Items from a dataset:
▼▼▼
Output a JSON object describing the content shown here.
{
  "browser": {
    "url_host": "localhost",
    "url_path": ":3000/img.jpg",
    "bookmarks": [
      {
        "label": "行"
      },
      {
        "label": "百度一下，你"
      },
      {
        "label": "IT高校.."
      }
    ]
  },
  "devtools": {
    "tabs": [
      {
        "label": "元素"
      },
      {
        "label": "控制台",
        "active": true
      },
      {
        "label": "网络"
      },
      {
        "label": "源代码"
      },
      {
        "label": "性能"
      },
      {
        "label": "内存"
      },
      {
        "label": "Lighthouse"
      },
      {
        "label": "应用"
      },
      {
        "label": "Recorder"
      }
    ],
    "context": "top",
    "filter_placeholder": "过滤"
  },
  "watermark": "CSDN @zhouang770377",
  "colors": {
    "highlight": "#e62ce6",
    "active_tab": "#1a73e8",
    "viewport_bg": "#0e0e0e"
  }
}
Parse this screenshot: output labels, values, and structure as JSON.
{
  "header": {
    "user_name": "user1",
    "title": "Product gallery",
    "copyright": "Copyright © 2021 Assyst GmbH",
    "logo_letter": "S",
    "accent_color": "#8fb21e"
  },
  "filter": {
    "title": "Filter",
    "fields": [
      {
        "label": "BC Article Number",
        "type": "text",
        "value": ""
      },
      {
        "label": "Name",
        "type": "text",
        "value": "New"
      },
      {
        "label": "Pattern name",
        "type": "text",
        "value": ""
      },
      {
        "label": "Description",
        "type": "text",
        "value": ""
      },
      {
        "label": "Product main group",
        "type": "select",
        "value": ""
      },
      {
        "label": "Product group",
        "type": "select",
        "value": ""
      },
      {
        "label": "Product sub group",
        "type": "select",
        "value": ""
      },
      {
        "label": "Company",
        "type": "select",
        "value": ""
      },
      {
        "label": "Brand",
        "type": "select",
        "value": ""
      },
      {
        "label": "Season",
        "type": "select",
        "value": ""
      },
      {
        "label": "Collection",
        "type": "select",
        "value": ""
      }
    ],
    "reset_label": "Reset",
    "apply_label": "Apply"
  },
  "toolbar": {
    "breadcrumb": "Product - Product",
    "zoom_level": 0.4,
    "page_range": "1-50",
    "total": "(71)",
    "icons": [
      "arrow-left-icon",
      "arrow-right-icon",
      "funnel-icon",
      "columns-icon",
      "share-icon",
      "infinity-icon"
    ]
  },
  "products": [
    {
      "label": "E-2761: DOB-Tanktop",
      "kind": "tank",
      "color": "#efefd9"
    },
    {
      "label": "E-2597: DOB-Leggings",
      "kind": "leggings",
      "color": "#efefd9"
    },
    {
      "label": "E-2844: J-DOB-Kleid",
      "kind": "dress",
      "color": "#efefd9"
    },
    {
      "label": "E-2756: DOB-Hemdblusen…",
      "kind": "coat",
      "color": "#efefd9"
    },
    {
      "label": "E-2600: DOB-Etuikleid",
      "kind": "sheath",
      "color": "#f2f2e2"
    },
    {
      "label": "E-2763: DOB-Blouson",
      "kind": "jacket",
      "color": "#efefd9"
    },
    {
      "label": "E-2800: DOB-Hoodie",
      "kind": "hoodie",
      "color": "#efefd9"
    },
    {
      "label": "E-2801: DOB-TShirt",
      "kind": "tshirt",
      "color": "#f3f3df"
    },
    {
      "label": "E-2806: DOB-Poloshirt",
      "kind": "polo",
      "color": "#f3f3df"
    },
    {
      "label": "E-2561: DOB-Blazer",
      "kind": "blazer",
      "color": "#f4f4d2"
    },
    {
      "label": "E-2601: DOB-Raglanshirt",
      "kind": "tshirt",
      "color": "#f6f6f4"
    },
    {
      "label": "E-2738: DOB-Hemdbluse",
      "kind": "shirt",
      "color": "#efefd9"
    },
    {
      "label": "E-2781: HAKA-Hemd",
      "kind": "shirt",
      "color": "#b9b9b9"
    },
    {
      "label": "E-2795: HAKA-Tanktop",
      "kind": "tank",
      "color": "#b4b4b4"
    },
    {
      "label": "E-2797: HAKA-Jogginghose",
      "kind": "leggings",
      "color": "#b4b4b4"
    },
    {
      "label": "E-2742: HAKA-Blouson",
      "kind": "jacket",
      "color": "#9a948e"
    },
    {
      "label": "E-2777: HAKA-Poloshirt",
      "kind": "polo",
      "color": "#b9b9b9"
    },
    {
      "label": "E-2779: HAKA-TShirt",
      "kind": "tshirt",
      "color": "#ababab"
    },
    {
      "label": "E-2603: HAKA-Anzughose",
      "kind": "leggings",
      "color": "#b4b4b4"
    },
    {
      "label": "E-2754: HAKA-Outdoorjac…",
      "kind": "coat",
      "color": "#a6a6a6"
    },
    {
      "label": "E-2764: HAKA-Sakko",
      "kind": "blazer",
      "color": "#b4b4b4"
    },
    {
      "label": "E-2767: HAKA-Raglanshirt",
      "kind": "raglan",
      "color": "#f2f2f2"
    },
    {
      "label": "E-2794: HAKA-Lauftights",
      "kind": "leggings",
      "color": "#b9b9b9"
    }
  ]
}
▲▲▲
EXERCISE BRIEF
Output the records verbatim, from the first line to the last.

CORRECT RESPONSE
Output a JSON object describing the content shown here.
{
  "browser": {
    "url_host": "localhost",
    "url_path": ":3000/img.jpg",
    "bookmarks": [
      {
        "label": "行"
      },
      {
        "label": "百度一下，你"
      },
      {
        "label": "IT高校.."
      }
    ]
  },
  "devtools": {
    "tabs": [
      {
        "label": "元素"
      },
      {
        "label": "控制台",
        "active": true
      },
      {
        "label": "网络"
      },
      {
        "label": "源代码"
      },
      {
        "label": "性能"
      },
      {
        "label": "内存"
      },
      {
        "label": "Lighthouse"
      },
      {
        "label": "应用"
      },
      {
        "label": "Recorder"
      }
    ],
    "context": "top",
    "filter_placeholder": "过滤"
  },
  "watermark": "CSDN @zhouang770377",
  "colors": {
    "highlight": "#e62ce6",
    "active_tab": "#1a73e8",
    "viewport_bg": "#0e0e0e"
  }
}
Parse this screenshot: output labels, values, and structure as JSON.
{
  "header": {
    "user_name": "user1",
    "title": "Product gallery",
    "copyright": "Copyright © 2021 Assyst GmbH",
    "logo_letter": "S",
    "accent_color": "#8fb21e"
  },
  "filter": {
    "title": "Filter",
    "fields": [
      {
        "label": "BC Article Number",
        "type": "text",
        "value": ""
      },
      {
        "label": "Name",
        "type": "text",
        "value": "New"
      },
      {
        "label": "Pattern name",
        "type": "text",
        "value": ""
      },
      {
        "label": "Description",
        "type": "text",
        "value": ""
      },
      {
        "label": "Product main group",
        "type": "select",
        "value": ""
      },
      {
        "label": "Product group",
        "type": "select",
        "value": ""
      },
      {
        "label": "Product sub group",
        "type": "select",
        "value": ""
      },
      {
        "label": "Company",
        "type": "select",
        "value": ""
      },
      {
        "label": "Brand",
        "type": "select",
        "value": ""
      },
      {
        "label": "Season",
        "type": "select",
        "value": ""
      },
      {
        "label": "Collection",
        "type": "select",
        "value": ""
      }
    ],
    "reset_label": "Reset",
    "apply_label": "Apply"
  },
  "toolbar": {
    "breadcrumb": "Product - Product",
    "zoom_level": 0.4,
    "page_range": "1-50",
    "total": "(71)",
    "icons": [
      "arrow-left-icon",
      "arrow-right-icon",
      "funnel-icon",
      "columns-icon",
      "share-icon",
      "infinity-icon"
    ]
  },
  "products": [
    {
      "label": "E-2761: DOB-Tanktop",
      "kind": "tank",
      "color": "#efefd9"
    },
    {
      "label": "E-2597: DOB-Leggings",
      "kind": "leggings",
      "color": "#efefd9"
    },
    {
      "label": "E-2844: J-DOB-Kleid",
      "kind": "dress",
      "color": "#efefd9"
    },
    {
      "label": "E-2756: DOB-Hemdblusen…",
      "kind": "coat",
      "color": "#efefd9"
    },
    {
      "label": "E-2600: DOB-Etuikleid",
      "kind": "sheath",
      "color": "#f2f2e2"
    },
    {
      "label": "E-2763: DOB-Blouson",
      "kind": "jacket",
      "color": "#efefd9"
    },
    {
      "label": "E-2800: DOB-Hoodie",
      "kind": "hoodie",
      "color": "#efefd9"
    },
    {
      "label": "E-2801: DOB-TShirt",
      "kind": "tshirt",
      "color": "#f3f3df"
    },
    {
      "label": "E-2806: DOB-Poloshirt",
      "kind": "polo",
      "color": "#f3f3df"
    },
    {
      "label": "E-2561: DOB-Blazer",
      "kind": "blazer",
      "color": "#f4f4d2"
    },
    {
      "label": "E-2601: DOB-Raglanshirt",
      "kind": "tshirt",
      "color": "#f6f6f4"
    },
    {
      "label": "E-2738: DOB-Hemdbluse",
      "kind": "shirt",
      "color": "#efefd9"
    },
    {
      "label": "E-2781: HAKA-Hemd",
      "kind": "shirt",
      "color": "#b9b9b9"
    },
    {
      "label": "E-2795: HAKA-Tanktop",
      "kind": "tank",
      "color": "#b4b4b4"
    },
    {
      "label": "E-2797: HAKA-Jogginghose",
      "kind": "leggings",
      "color": "#b4b4b4"
    },
    {
      "label": "E-2742: HAKA-Blouson",
      "kind": "jacket",
      "color": "#9a948e"
    },
    {
      "label": "E-2777: HAKA-Poloshirt",
      "kind": "polo",
      "color": "#b9b9b9"
    },
    {
      "label": "E-2779: HAKA-TShirt",
      "kind": "tshirt",
      "color": "#ababab"
    },
    {
      "label": "E-2603: HAKA-Anzughose",
      "kind": "leggings",
      "color": "#b4b4b4"
    },
    {
      "label": "E-2754: HAKA-Outdoorjac…",
      "kind": "coat",
      "color": "#a6a6a6"
    },
    {
      "label": "E-2764: HAKA-Sakko",
      "kind": "blazer",
      "color": "#b4b4b4"
    },
    {
      "label": "E-2767: HAKA-Raglanshirt",
      "kind": "raglan",
      "color": "#f2f2f2"
    },
    {
      "label": "E-2794: HAKA-Lauftights",
      "kind": "leggings",
      "color": "#b9b9b9"
    }
  ]
}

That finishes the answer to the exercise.